* _Exercise brief_
Rewrite the listing below as a Markdown table with the columns "Row" and "Entry": number each line in "Row" and put the line itself in "Entry". Cover only the lines from the one containing "72, 236, 120]" up to and including the one containing "291, 68, 339]", and skip blank lines.

** begin Given records **

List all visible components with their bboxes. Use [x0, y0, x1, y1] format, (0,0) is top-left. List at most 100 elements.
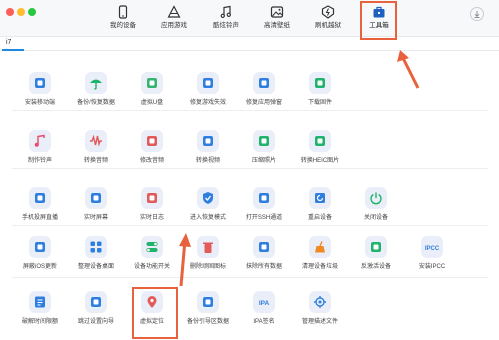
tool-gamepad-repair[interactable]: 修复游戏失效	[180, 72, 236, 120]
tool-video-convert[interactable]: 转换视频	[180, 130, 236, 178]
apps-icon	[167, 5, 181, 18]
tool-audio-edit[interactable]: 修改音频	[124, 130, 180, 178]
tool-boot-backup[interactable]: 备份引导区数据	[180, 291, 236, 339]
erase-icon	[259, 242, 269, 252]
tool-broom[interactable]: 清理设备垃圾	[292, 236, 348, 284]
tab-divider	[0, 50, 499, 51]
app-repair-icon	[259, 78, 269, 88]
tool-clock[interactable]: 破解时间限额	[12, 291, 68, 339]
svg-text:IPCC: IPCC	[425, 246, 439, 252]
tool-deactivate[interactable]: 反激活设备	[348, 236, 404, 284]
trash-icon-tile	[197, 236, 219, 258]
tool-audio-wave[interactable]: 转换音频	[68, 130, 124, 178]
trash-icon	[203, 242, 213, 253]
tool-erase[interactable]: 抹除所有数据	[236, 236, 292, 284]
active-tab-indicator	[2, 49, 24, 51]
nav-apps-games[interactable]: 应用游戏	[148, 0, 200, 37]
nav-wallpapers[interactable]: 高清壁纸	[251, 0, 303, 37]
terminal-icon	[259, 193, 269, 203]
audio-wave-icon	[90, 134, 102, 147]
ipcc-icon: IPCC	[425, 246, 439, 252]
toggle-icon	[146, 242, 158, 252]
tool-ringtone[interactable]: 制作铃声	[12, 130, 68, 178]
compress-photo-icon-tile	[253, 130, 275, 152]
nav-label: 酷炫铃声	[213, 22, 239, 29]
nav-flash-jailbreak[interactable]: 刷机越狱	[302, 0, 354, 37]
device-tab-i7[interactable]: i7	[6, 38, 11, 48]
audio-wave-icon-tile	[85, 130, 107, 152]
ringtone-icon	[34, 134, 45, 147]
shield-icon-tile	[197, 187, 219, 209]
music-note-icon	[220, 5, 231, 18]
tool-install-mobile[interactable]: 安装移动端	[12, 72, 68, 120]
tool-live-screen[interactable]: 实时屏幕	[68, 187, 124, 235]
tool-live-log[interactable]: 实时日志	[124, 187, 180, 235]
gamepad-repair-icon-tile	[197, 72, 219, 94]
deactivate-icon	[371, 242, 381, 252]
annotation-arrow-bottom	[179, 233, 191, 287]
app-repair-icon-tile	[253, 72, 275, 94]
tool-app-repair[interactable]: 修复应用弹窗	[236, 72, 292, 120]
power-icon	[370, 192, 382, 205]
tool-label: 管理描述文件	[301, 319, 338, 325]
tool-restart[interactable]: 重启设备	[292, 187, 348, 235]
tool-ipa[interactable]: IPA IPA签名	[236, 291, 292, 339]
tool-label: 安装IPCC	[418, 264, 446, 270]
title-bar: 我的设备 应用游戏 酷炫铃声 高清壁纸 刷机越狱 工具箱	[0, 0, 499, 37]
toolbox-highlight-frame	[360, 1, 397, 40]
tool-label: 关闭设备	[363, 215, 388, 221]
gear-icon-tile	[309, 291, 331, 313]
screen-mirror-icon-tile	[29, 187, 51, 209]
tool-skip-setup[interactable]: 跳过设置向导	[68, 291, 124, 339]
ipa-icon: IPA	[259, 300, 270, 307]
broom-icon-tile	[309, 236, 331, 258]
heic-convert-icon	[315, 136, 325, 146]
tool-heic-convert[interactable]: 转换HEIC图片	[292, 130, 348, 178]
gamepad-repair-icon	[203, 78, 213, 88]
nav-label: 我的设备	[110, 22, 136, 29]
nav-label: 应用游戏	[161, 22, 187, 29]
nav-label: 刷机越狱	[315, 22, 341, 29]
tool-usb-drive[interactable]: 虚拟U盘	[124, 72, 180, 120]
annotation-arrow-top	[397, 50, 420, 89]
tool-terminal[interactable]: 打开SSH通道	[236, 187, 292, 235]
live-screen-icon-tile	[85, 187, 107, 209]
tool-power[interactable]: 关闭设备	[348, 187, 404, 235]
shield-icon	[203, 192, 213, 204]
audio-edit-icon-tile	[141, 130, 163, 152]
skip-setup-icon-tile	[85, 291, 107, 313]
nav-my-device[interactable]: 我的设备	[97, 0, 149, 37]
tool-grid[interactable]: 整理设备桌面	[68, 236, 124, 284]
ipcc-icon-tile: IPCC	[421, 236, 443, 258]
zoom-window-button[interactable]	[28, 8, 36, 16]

** end Given records **

* _Written response_
| Row | Entry |
|---|---|
| 1 | tool-gamepad-repair[interactable]: 修复游戏失效	[180, 72, 236, 120] |
| 2 | tool-video-convert[interactable]: 转换视频	[180, 130, 236, 178] |
| 3 | apps-icon	[167, 5, 181, 18] |
| 4 | tool-audio-edit[interactable]: 修改音频	[124, 130, 180, 178] |
| 5 | tool-boot-backup[interactable]: 备份引导区数据	[180, 291, 236, 339] |
| 6 | erase-icon	[259, 242, 269, 252] |
| 7 | tool-broom[interactable]: 清理设备垃圾	[292, 236, 348, 284] |
| 8 | tab-divider	[0, 50, 499, 51] |
| 9 | app-repair-icon	[259, 78, 269, 88] |
| 10 | tool-clock[interactable]: 破解时间限额	[12, 291, 68, 339] |